> Supplied records
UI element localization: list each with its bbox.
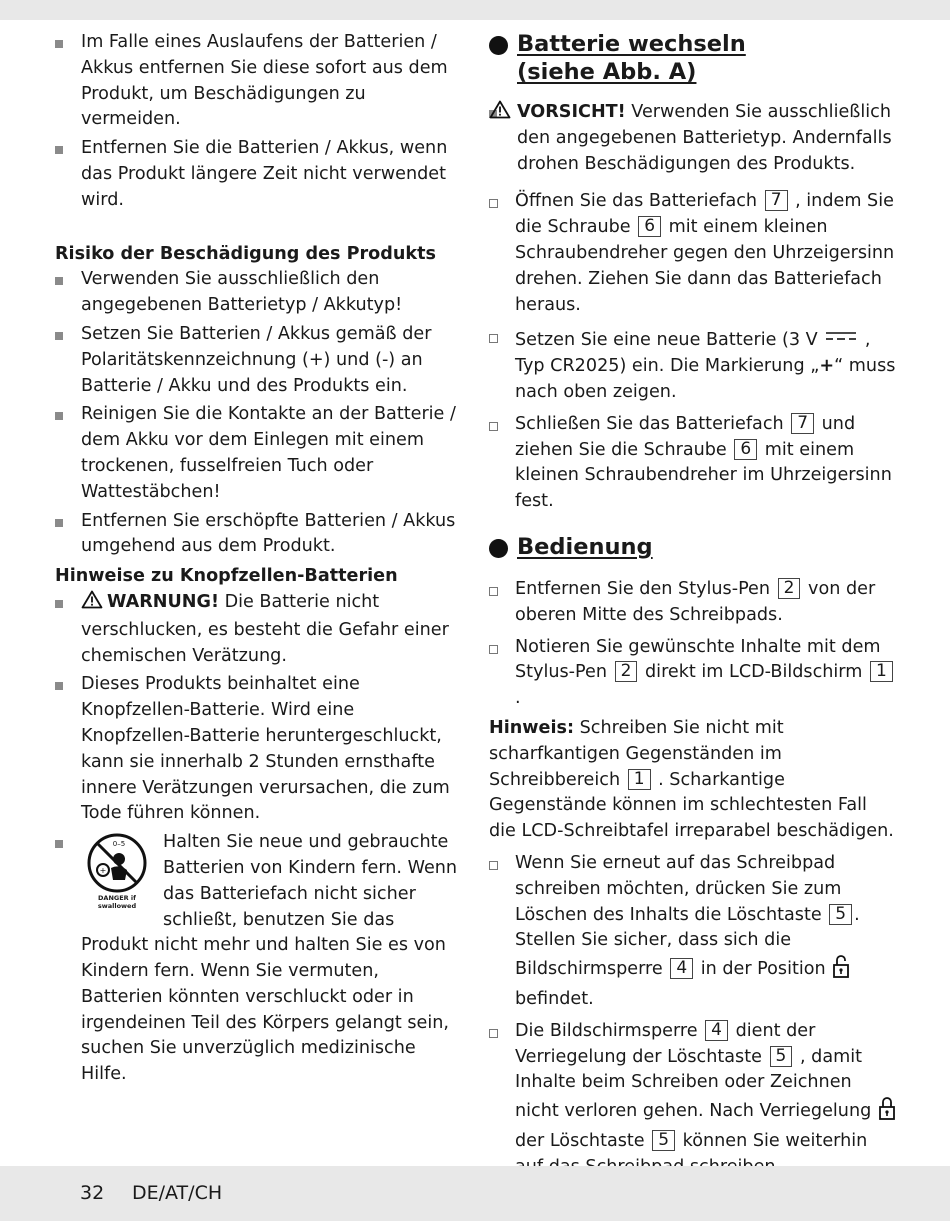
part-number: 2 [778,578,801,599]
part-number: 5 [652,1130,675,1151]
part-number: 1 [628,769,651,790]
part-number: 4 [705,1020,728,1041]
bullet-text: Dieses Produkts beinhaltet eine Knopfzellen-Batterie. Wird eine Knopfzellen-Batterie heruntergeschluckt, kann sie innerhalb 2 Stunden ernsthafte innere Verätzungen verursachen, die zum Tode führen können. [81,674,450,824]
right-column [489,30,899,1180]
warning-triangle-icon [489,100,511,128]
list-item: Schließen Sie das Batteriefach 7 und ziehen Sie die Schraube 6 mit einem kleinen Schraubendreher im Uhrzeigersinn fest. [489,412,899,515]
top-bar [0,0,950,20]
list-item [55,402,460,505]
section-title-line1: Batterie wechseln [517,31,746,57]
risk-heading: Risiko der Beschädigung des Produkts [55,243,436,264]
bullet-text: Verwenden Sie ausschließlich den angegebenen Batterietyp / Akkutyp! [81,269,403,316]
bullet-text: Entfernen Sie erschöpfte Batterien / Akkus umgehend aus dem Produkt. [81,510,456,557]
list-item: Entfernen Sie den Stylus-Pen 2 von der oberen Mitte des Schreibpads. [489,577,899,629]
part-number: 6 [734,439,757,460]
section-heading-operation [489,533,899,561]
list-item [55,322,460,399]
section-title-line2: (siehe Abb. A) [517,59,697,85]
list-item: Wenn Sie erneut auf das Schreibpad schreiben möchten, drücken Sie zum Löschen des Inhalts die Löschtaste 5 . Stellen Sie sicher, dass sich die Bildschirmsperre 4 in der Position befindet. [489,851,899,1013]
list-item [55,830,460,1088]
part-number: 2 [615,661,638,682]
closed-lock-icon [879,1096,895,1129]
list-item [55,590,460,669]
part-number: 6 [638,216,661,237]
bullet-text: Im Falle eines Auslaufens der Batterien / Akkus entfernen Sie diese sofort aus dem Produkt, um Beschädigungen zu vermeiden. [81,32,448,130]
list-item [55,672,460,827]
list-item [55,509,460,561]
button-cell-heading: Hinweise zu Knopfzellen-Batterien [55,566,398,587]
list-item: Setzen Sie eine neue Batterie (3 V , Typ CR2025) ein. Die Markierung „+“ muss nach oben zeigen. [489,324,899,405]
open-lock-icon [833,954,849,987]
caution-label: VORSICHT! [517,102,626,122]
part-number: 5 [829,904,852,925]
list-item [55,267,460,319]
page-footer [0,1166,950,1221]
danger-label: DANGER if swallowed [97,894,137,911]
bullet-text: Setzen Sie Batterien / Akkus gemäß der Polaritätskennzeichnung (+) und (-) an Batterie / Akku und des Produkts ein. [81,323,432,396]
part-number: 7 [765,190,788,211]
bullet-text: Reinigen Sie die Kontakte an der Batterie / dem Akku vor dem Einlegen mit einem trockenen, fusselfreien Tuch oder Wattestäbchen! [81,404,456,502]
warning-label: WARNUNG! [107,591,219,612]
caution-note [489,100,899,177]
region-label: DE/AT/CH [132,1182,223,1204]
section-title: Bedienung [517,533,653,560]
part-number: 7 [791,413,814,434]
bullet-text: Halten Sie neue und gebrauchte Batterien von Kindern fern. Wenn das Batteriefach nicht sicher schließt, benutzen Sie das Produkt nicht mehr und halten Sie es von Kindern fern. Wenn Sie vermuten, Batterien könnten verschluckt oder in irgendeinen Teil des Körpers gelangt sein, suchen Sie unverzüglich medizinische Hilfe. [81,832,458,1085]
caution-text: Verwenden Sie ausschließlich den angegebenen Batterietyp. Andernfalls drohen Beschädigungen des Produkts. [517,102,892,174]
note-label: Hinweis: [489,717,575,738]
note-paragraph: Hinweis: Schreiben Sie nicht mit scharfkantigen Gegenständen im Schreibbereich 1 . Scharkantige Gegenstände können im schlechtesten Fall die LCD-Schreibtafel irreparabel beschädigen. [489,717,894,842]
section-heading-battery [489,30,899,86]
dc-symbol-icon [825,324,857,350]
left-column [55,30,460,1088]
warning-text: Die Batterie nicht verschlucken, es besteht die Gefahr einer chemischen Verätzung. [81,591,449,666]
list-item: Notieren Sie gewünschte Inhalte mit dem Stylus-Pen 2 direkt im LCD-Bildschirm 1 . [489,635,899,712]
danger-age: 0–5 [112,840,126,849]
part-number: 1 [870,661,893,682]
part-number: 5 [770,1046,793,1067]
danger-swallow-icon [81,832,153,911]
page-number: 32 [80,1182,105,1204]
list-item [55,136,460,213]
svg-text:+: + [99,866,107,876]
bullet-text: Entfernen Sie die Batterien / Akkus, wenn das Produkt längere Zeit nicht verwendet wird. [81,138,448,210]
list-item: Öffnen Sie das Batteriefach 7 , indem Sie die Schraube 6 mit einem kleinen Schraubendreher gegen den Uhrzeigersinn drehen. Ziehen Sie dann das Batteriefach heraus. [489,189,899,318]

> Objective
Set out every line of the records above as a numbered list, omitting blank lines and leaving the pictures out of the answer.

> Finished answer
1. UI element localization: list each with its bbox.
2. part-number: 2 [778,578,801,599]
3. part-number: 5 [652,1130,675,1151]
4. part-number: 1 [628,769,651,790]
5. part-number: 4 [705,1020,728,1041]
6. bullet-text: Dieses Produkts beinhaltet eine Knopfzellen-Batterie. Wird eine Knopfzellen-Batterie heruntergeschluckt, kann sie innerhalb 2 Stunden ernsthafte innere Verätzungen verursachen, die zum Tode führen können. [81,674,450,824]
7. right-column [489,30,899,1180]
8. warning-triangle-icon [489,100,511,128]
9. list-item: Schließen Sie das Batteriefach 7 und ziehen Sie die Schraube 6 mit einem kleinen Schraubendreher im Uhrzeigersinn fest. [489,412,899,515]
10. top-bar [0,0,950,20]
11. list-item [55,402,460,505]
12. section-title-line1: Batterie wechseln [517,31,746,57]
13. risk-heading: Risiko der Beschädigung des Produkts [55,243,436,264]
14. bullet-text: Verwenden Sie ausschließlich den angegebenen Batterietyp / Akkutyp! [81,269,403,316]
15. bullet-text: Entfernen Sie erschöpfte Batterien / Akkus umgehend aus dem Produkt. [81,510,456,557]
16. list-item: Entfernen Sie den Stylus-Pen 2 von der oberen Mitte des Schreibpads. [489,577,899,629]
17. part-number: 6 [734,439,757,460]
18. section-heading-operation [489,533,899,561]
19. list-item [55,322,460,399]
20. section-title-line2: (siehe Abb. A) [517,59,697,85]
21. list-item: Wenn Sie erneut auf das Schreibpad schreiben möchten, drücken Sie zum Löschen des Inhalts die Löschtaste 5 . Stellen Sie sicher, dass sich die Bildschirmsperre 4 in der Position befindet. [489,851,899,1013]
22. list-item [55,830,460,1088]
23. part-number: 2 [615,661,638,682]
24. closed-lock-icon [879,1096,895,1129]
25. list-item [55,590,460,669]
26. part-number: 6 [638,216,661,237]
27. bullet-text: Im Falle eines Auslaufens der Batterien / Akkus entfernen Sie diese sofort aus dem Produkt, um Beschädigungen zu vermeiden. [81,32,448,130]
28. list-item [55,672,460,827]
29. list-item [55,509,460,561]
30. button-cell-heading: Hinweise zu Knopfzellen-Batterien [55,566,398,587]
31. list-item: Setzen Sie eine neue Batterie (3 V , Typ CR2025) ein. Die Markierung „+“ muss nach oben zeigen. [489,324,899,405]
32. open-lock-icon [833,954,849,987]
33. caution-label: VORSICHT! [517,102,626,122]
34. part-number: 5 [829,904,852,925]
35. list-item [55,267,460,319]
36. page-footer [0,1166,950,1221]
37. danger-label: DANGER if swallowed [97,894,137,911]
38. bullet-text: Setzen Sie Batterien / Akkus gemäß der Polaritätskennzeichnung (+) und (-) an Batterie / Akku und des Produkts ein. [81,323,432,396]
39. part-number: 7 [765,190,788,211]
40. bullet-text: Reinigen Sie die Kontakte an der Batterie / dem Akku vor dem Einlegen mit einem trockenen, fusselfreien Tuch oder Wattestäbchen! [81,404,456,502]
41. warning-label: WARNUNG! [107,591,219,612]
42. caution-note [489,100,899,177]
43. region-label: DE/AT/CH [132,1182,223,1204]
44. section-title: Bedienung [517,533,653,560]
45. part-number: 7 [791,413,814,434]
46. bullet-text: Halten Sie neue und gebrauchte Batterien von Kindern fern. Wenn das Batteriefach nicht sicher schließt, benutzen Sie das Produkt nicht mehr und halten Sie es von Kindern fern. Wenn Sie vermuten, Batterien könnten verschluckt oder in irgendeinen Teil des Körpers gelangt sein, suchen Sie unverzüglich medizinische Hilfe. [81,832,458,1085]
47. caution-text: Verwenden Sie ausschließlich den angegebenen Batterietyp. Andernfalls drohen Beschädigungen des Produkts. [517,102,892,174]
48. note-label: Hinweis: [489,717,575,738]
49. note-paragraph: Hinweis: Schreiben Sie nicht mit scharfkantigen Gegenständen im Schreibbereich 1 . Scharkantige Gegenstände können im schlechtesten Fall die LCD-Schreibtafel irreparabel beschädigen. [489,717,894,842]
50. section-heading-battery [489,30,899,86]
51. dc-symbol-icon [825,324,857,350]
52. left-column [55,30,460,1088]
53. warning-text: Die Batterie nicht verschlucken, es besteht die Gefahr einer chemischen Verätzung. [81,591,449,666]
54. list-item: Notieren Sie gewünschte Inhalte mit dem Stylus-Pen 2 direkt im LCD-Bildschirm 1 . [489,635,899,712]
55. danger-age: 0–5 [112,840,126,849]
56. part-number: 1 [870,661,893,682]
57. part-number: 5 [770,1046,793,1067]
58. danger-swallow-icon [81,832,153,911]
59. page-number: 32 [80,1182,105,1204]
60. list-item [55,136,460,213]
61. svg-text:+: + [99,866,107,876]
62. bullet-text: Entfernen Sie die Batterien / Akkus, wenn das Produkt längere Zeit nicht verwendet wird. [81,138,448,210]
63. list-item: Öffnen Sie das Batteriefach 7 , indem Sie die Schraube 6 mit einem kleinen Schraubendreher gegen den Uhrzeigersinn drehen. Ziehen Sie dann das Batteriefach heraus. [489,189,899,318]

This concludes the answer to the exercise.